- [Exercise directions] Locate each line holding the string "точности" and copy it.
━━━━━ Dataset content ━━━━━
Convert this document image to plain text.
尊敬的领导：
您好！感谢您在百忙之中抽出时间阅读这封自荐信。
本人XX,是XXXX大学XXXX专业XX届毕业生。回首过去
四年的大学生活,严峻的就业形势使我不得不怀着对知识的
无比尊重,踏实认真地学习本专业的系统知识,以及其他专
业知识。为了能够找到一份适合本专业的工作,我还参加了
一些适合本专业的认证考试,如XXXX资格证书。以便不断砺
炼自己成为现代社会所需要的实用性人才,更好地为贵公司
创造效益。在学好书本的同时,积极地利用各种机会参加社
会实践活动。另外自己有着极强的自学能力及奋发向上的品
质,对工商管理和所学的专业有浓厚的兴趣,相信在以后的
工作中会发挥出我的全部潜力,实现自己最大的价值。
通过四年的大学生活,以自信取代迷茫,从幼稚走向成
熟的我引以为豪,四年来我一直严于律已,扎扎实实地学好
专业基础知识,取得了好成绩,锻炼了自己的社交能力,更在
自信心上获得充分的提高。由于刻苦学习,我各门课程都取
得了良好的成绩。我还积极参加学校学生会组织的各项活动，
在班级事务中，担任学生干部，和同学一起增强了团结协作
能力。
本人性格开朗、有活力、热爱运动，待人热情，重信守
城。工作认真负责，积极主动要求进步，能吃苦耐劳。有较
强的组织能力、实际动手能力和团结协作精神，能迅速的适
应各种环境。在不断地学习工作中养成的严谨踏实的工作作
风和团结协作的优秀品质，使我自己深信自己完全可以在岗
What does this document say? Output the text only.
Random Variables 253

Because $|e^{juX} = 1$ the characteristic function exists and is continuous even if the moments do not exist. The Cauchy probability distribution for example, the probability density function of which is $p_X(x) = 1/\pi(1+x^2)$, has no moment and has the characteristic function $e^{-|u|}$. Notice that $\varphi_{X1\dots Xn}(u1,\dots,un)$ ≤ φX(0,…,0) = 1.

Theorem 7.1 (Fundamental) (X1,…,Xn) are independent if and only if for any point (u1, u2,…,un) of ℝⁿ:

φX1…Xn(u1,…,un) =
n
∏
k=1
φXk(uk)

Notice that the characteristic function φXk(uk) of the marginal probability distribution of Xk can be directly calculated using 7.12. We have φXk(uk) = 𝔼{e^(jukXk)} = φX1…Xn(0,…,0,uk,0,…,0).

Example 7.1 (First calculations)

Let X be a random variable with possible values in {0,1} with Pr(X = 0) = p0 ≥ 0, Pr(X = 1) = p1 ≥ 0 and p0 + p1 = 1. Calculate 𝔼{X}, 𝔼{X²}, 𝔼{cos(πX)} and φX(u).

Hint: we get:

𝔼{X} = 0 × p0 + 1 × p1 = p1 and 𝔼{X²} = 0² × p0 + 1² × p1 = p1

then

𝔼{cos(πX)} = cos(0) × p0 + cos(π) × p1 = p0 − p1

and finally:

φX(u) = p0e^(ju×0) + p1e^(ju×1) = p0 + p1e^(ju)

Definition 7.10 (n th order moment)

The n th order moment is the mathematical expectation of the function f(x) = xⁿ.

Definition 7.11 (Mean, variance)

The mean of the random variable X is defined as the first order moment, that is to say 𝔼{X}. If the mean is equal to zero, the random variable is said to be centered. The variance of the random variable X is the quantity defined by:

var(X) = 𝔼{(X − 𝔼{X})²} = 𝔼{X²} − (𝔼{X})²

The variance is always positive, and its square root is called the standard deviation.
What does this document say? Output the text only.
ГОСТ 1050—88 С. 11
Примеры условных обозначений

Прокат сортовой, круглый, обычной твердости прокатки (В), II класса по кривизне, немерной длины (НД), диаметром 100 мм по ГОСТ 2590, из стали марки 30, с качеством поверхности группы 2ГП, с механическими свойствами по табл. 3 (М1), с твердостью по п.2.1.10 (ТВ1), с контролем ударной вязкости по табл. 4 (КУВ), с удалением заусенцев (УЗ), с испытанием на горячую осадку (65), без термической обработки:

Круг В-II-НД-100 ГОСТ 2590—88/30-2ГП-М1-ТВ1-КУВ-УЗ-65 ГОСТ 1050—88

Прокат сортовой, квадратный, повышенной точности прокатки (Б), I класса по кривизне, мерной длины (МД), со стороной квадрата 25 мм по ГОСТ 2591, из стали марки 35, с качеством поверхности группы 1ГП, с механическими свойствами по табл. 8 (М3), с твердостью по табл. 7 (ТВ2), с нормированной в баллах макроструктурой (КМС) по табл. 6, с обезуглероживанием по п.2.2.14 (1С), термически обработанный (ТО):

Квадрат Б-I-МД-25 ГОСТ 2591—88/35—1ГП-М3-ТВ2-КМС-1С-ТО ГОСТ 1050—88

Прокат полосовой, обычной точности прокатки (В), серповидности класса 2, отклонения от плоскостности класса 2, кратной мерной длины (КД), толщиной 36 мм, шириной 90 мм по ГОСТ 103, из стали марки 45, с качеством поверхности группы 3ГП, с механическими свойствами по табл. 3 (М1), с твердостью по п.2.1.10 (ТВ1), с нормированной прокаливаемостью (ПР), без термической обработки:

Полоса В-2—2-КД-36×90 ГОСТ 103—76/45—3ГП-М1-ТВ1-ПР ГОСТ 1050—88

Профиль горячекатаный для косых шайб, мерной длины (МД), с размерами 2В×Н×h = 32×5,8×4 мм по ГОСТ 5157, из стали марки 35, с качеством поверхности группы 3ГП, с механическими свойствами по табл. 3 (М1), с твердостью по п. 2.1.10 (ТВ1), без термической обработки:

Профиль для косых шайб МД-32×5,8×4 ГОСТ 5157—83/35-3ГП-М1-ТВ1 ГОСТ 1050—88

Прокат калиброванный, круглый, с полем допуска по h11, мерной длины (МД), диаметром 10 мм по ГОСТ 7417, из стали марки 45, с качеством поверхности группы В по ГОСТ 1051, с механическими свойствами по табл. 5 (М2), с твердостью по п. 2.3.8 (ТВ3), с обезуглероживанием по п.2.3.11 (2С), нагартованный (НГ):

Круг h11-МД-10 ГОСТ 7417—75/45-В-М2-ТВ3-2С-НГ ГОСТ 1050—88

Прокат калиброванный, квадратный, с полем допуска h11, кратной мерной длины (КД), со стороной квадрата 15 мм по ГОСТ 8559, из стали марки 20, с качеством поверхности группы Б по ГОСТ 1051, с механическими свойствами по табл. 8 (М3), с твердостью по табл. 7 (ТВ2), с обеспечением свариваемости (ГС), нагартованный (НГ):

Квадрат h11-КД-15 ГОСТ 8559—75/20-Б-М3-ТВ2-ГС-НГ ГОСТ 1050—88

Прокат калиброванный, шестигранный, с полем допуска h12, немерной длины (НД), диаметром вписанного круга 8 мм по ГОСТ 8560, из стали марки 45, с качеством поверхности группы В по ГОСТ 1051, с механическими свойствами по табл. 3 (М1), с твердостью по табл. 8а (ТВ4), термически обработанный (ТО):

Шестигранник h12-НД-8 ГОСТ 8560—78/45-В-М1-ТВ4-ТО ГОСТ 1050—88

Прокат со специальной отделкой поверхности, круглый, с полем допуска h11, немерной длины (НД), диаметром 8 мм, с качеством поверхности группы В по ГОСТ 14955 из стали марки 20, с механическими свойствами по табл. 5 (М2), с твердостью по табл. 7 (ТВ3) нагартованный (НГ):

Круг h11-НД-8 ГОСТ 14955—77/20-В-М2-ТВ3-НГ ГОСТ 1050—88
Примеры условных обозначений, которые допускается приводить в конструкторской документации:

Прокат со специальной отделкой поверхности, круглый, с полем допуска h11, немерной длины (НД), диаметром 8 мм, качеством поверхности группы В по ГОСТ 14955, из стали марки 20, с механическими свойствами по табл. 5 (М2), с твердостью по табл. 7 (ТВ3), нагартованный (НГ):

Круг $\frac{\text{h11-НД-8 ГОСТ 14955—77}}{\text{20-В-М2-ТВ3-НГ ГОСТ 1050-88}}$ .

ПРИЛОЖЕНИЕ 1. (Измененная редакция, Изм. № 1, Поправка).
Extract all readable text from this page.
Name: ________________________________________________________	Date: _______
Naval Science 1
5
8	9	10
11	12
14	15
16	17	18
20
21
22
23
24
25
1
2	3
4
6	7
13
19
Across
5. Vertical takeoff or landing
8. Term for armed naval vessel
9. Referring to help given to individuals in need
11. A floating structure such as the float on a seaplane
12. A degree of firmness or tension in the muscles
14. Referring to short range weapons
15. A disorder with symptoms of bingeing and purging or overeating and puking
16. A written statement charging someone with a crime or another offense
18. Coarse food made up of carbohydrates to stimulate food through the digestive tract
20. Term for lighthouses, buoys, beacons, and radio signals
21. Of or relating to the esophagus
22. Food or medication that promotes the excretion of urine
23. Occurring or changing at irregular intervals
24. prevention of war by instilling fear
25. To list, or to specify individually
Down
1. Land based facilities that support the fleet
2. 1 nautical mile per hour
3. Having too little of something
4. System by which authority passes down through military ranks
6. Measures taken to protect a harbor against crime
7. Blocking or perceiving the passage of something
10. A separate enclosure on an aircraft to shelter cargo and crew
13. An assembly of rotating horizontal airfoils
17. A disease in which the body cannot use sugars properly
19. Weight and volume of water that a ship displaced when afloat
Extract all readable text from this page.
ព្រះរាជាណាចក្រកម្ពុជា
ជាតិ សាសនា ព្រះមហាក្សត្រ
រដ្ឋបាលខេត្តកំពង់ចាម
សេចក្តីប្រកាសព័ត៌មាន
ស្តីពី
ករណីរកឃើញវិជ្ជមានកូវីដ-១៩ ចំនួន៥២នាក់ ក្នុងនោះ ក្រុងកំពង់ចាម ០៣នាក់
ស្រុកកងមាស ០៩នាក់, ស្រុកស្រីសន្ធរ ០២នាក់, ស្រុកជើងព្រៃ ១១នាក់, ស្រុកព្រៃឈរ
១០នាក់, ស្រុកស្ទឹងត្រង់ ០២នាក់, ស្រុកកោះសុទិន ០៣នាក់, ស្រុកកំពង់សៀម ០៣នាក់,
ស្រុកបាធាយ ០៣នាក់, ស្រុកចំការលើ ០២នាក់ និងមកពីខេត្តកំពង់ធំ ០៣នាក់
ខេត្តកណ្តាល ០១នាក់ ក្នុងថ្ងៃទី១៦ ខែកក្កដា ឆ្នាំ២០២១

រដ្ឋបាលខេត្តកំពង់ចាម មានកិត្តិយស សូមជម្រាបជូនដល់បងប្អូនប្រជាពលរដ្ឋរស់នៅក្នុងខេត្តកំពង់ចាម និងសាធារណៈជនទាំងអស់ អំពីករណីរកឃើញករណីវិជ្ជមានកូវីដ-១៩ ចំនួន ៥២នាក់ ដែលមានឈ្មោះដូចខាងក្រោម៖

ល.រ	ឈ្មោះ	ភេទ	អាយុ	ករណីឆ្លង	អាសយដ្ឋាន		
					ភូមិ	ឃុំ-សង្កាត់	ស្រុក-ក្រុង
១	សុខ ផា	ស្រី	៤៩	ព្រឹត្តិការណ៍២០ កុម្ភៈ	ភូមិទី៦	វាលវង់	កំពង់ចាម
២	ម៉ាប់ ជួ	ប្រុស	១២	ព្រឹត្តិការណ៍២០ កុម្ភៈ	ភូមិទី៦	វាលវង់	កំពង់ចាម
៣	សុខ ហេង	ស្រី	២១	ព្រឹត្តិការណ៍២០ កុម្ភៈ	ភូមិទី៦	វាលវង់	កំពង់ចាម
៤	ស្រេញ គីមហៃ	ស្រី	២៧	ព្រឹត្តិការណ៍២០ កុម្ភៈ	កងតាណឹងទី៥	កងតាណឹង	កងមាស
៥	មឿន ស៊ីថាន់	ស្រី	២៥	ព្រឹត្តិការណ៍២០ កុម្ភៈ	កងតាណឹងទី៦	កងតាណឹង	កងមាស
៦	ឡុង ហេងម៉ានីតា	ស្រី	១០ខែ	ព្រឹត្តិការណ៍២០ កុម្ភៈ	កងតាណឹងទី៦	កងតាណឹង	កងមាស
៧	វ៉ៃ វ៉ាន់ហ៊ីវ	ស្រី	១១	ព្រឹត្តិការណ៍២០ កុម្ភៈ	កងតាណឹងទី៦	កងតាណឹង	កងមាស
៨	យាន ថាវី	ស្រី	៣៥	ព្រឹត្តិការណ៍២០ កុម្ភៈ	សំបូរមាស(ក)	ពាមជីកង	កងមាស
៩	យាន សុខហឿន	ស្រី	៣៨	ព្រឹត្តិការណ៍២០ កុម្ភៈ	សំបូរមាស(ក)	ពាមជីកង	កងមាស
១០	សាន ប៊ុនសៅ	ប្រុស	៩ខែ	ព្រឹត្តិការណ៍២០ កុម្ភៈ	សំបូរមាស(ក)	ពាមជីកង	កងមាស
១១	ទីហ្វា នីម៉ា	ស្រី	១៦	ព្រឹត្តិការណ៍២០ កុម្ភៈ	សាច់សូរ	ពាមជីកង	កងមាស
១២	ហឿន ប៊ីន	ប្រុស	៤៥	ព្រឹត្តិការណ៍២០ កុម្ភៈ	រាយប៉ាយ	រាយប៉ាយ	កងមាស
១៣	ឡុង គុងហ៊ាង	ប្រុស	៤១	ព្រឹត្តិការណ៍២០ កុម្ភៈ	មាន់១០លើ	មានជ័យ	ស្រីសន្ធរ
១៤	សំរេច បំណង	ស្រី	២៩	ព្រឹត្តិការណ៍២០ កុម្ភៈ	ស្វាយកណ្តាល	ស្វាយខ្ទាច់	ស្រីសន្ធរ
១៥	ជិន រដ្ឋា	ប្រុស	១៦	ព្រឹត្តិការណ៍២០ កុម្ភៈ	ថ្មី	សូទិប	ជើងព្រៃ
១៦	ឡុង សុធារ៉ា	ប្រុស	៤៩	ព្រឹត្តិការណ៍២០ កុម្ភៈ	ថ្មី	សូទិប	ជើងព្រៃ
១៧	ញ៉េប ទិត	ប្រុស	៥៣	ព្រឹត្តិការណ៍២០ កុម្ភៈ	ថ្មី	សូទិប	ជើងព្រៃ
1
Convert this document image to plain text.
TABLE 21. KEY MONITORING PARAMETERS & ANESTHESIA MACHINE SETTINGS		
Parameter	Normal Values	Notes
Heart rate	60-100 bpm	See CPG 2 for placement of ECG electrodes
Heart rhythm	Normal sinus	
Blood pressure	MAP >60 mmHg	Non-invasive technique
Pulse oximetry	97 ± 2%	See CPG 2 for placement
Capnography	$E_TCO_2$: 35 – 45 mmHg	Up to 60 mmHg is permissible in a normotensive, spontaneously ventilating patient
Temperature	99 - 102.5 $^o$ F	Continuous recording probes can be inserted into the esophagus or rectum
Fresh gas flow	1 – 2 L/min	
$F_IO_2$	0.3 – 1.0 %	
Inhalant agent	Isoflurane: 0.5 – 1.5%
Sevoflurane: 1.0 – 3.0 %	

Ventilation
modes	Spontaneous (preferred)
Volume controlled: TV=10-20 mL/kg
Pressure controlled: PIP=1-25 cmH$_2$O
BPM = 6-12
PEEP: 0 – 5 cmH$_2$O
━━━━━
- [Result below]
Прокат сортовой, квадратный, повышенной точности прокатки (Б), I класса по кривизне, мерной длины (МД), со стороной квадрата 25 мм по ГОСТ 2591, из стали марки 35, с качеством поверхности группы 1ГП, с механическими свойствами по табл. 8 (М3), с твердостью по табл. 7 (ТВ2), с нормированной в баллах макроструктурой (КМС) по табл. 6, с обезуглероживанием по п.2.2.14 (1С), термически обработанный (ТО):
Прокат полосовой, обычной точности прокатки (В), серповидности класса 2, отклонения от плоскостности класса 2, кратной мерной длины (КД), толщиной 36 мм, шириной 90 мм по ГОСТ 103, из стали марки 45, с качеством поверхности группы 3ГП, с механическими свойствами по табл. 3 (М1), с твердостью по п.2.1.10 (ТВ1), с нормированной прокаливаемостью (ПР), без термической обработки:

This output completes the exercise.